• Dataset content:
■ ■ ■ ■
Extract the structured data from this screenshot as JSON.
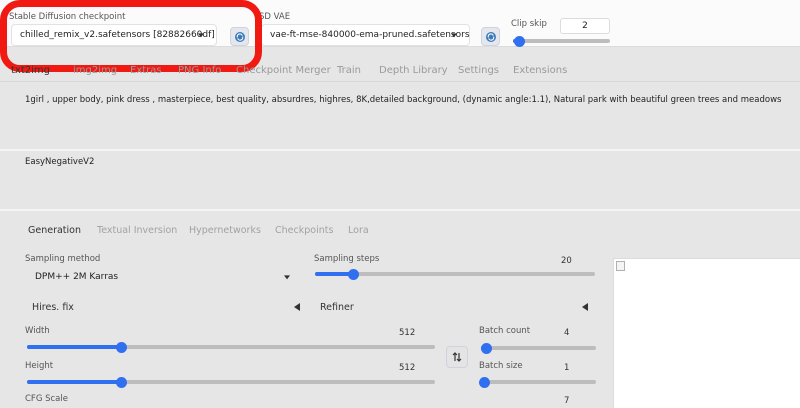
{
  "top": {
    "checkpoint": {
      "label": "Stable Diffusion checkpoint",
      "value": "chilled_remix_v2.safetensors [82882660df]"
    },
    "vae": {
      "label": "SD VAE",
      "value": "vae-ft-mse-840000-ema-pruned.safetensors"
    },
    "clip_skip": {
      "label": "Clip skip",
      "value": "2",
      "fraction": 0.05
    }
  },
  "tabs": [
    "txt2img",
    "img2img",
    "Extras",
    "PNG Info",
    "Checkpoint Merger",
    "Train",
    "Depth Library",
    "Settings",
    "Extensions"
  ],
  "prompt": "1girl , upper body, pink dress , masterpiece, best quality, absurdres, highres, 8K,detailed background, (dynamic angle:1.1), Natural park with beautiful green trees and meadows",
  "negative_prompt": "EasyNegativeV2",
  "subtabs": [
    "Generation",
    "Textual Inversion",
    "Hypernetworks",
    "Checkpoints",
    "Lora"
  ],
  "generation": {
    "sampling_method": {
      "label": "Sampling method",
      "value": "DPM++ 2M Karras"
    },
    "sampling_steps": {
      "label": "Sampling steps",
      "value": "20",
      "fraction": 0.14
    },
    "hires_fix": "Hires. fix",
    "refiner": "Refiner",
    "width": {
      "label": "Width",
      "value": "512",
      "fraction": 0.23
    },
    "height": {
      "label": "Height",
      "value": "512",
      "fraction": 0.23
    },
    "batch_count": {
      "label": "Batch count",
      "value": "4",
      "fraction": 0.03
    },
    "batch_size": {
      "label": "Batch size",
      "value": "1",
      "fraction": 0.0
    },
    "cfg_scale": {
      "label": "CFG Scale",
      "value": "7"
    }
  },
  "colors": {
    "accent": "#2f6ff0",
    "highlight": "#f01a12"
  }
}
■ ■ ■ ■
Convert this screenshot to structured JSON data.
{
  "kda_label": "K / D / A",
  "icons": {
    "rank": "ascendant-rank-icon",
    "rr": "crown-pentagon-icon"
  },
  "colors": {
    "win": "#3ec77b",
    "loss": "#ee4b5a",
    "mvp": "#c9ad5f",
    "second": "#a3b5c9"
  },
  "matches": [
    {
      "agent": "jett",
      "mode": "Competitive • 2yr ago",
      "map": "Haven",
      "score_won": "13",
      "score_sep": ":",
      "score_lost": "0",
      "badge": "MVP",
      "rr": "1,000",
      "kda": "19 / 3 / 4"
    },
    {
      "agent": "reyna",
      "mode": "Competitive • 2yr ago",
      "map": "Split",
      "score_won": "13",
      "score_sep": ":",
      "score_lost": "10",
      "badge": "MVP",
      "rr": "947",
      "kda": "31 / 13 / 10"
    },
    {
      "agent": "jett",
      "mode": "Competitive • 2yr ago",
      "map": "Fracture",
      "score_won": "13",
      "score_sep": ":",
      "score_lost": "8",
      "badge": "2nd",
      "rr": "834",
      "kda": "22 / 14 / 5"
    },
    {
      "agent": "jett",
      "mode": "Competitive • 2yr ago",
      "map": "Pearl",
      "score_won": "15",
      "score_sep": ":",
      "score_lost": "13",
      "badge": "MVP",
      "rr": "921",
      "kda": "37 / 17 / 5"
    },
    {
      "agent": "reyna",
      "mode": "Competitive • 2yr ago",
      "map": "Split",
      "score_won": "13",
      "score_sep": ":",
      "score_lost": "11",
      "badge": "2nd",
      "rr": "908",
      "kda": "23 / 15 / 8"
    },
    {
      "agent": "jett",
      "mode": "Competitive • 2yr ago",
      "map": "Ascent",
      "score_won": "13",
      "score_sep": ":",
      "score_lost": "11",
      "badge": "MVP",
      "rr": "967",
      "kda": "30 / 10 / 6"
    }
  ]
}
■ ■ ■ ■
• Task objective:
Only lines with the string "value" belong in your answer; copy each one.

• Task response:
      "value": "chilled_remix_v2.safetensors [82882660df]"
      "value": "vae-ft-mse-840000-ema-pruned.safetensors"
      "value": "2",
      "value": "DPM++ 2M Karras"
      "value": "20",
      "value": "512",
      "value": "512",
      "value": "4",
      "value": "1",
      "value": "7"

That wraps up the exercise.